RECORDS FOR THIS EXERCISE.
━━━━

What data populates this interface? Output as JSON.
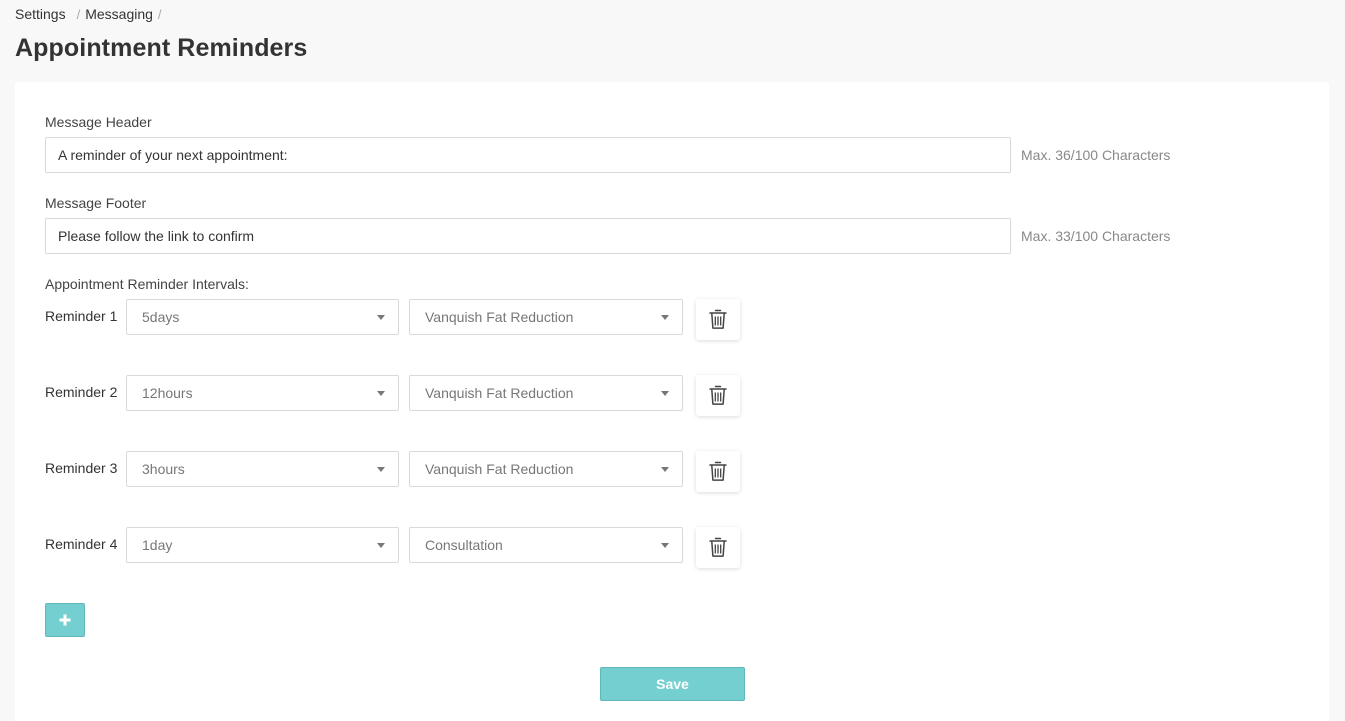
{
  "breadcrumb": {
    "items": [
      "Settings",
      "Messaging"
    ],
    "separator": "/"
  },
  "page": {
    "title": "Appointment Reminders"
  },
  "form": {
    "header": {
      "label": "Message Header",
      "value": "A reminder of your next appointment:",
      "count": "Max. 36/100 Characters"
    },
    "footer": {
      "label": "Message Footer",
      "value": "Please follow the link to confirm",
      "count": "Max. 33/100 Characters"
    },
    "intervals_label": "Appointment Reminder Intervals:",
    "reminders": [
      {
        "label": "Reminder 1",
        "time": "5days",
        "service": "Vanquish Fat Reduction"
      },
      {
        "label": "Reminder 2",
        "time": "12hours",
        "service": "Vanquish Fat Reduction"
      },
      {
        "label": "Reminder 3",
        "time": "3hours",
        "service": "Vanquish Fat Reduction"
      },
      {
        "label": "Reminder 4",
        "time": "1day",
        "service": "Consultation"
      }
    ],
    "add_icon": "plus-icon",
    "delete_icon": "trash-icon",
    "save_label": "Save"
  },
  "colors": {
    "accent": "#74cfd0",
    "accent_border": "#5fb8b9",
    "page_bg": "#f8f8f8",
    "card_bg": "#ffffff"
  }
}
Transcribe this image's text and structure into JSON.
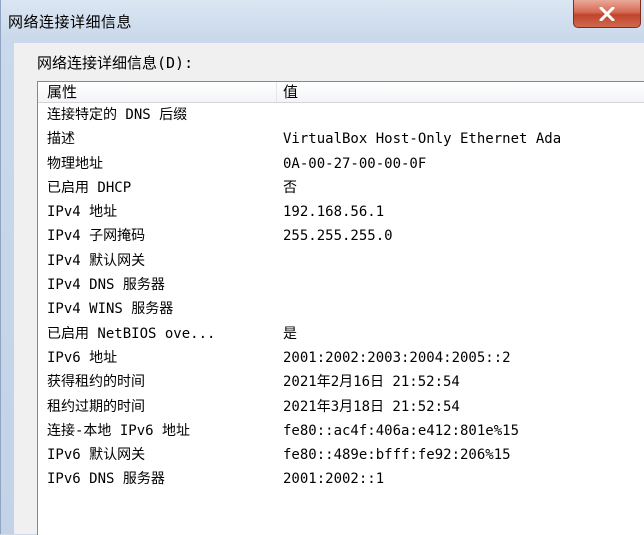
{
  "window": {
    "title": "网络连接详细信息"
  },
  "group": {
    "label": "网络连接详细信息(D):"
  },
  "table": {
    "headers": [
      "属性",
      "值"
    ],
    "rows": [
      [
        "连接特定的 DNS 后缀",
        ""
      ],
      [
        "描述",
        "VirtualBox Host-Only Ethernet Ada"
      ],
      [
        "物理地址",
        "0A-00-27-00-00-0F"
      ],
      [
        "已启用 DHCP",
        "否"
      ],
      [
        "IPv4 地址",
        "192.168.56.1"
      ],
      [
        "IPv4 子网掩码",
        "255.255.255.0"
      ],
      [
        "IPv4 默认网关",
        ""
      ],
      [
        "IPv4 DNS 服务器",
        ""
      ],
      [
        "IPv4 WINS 服务器",
        ""
      ],
      [
        "已启用 NetBIOS ove...",
        "是"
      ],
      [
        "IPv6 地址",
        "2001:2002:2003:2004:2005::2"
      ],
      [
        "获得租约的时间",
        "2021年2月16日 21:52:54"
      ],
      [
        "租约过期的时间",
        "2021年3月18日 21:52:54"
      ],
      [
        "连接-本地 IPv6 地址",
        "fe80::ac4f:406a:e412:801e%15"
      ],
      [
        "IPv6 默认网关",
        "fe80::489e:bfff:fe92:206%15"
      ],
      [
        "IPv6 DNS 服务器",
        "2001:2002::1"
      ]
    ]
  },
  "icons": {
    "close": "close-icon"
  }
}
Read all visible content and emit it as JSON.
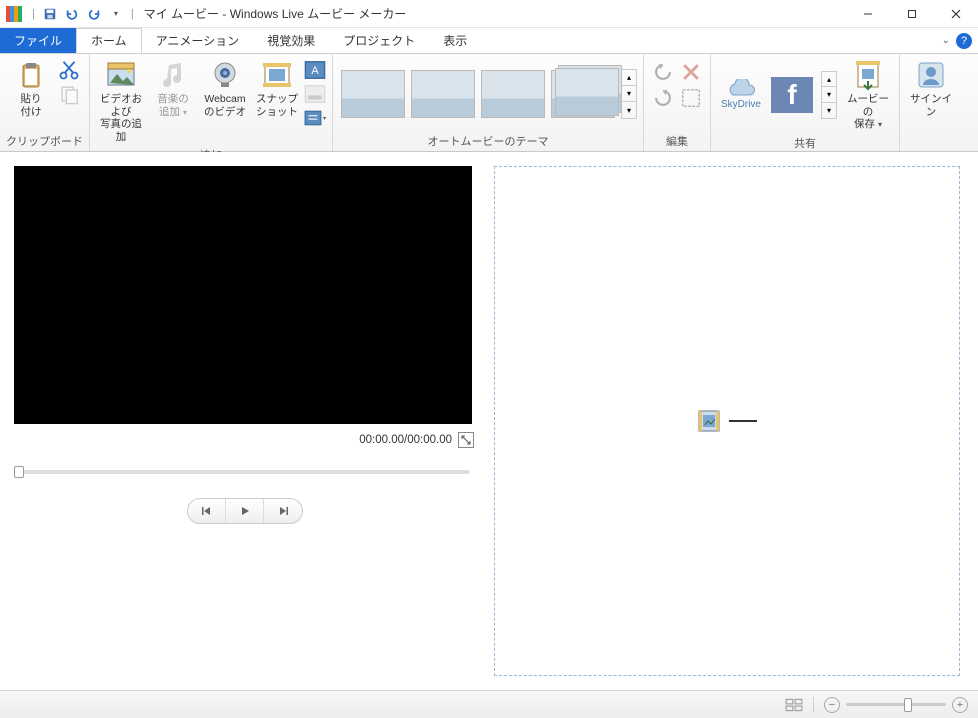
{
  "window": {
    "title": "マイ ムービー - Windows Live ムービー メーカー"
  },
  "tabs": {
    "file": "ファイル",
    "home": "ホーム",
    "animation": "アニメーション",
    "visual_effects": "視覚効果",
    "project": "プロジェクト",
    "view": "表示"
  },
  "ribbon": {
    "clipboard": {
      "paste": "貼り\n付け",
      "label": "クリップボード"
    },
    "add": {
      "video_photo": "ビデオおよび\n写真の追加",
      "music": "音楽の\n追加",
      "webcam": "Webcam\nのビデオ",
      "snapshot": "スナップ\nショット",
      "label": "追加"
    },
    "themes": {
      "label": "オートムービーのテーマ"
    },
    "edit": {
      "label": "編集"
    },
    "share": {
      "skydrive": "SkyDrive",
      "save_movie": "ムービーの\n保存",
      "label": "共有"
    },
    "signin": {
      "label": "サインイン"
    }
  },
  "preview": {
    "time": "00:00.00/00:00.00"
  },
  "icons": {
    "minimize": "minimize",
    "maximize": "maximize",
    "close": "close"
  }
}
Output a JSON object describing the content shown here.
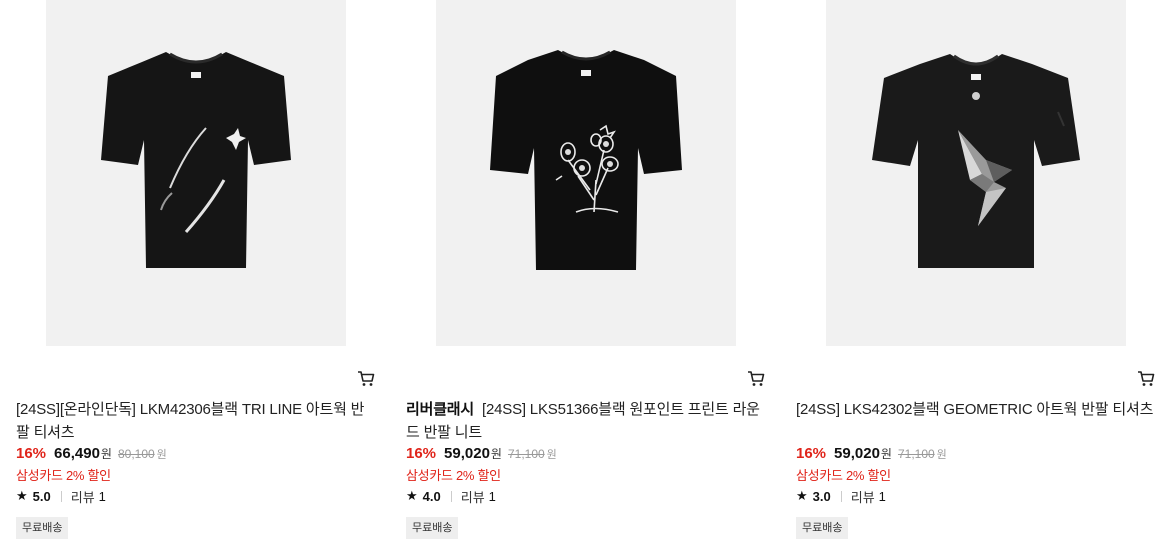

━━━━

TASK INSTRUCTIONS. Of all the lines in the material above, how many contain the word "title"? Give only the count.

RESPONSE. 3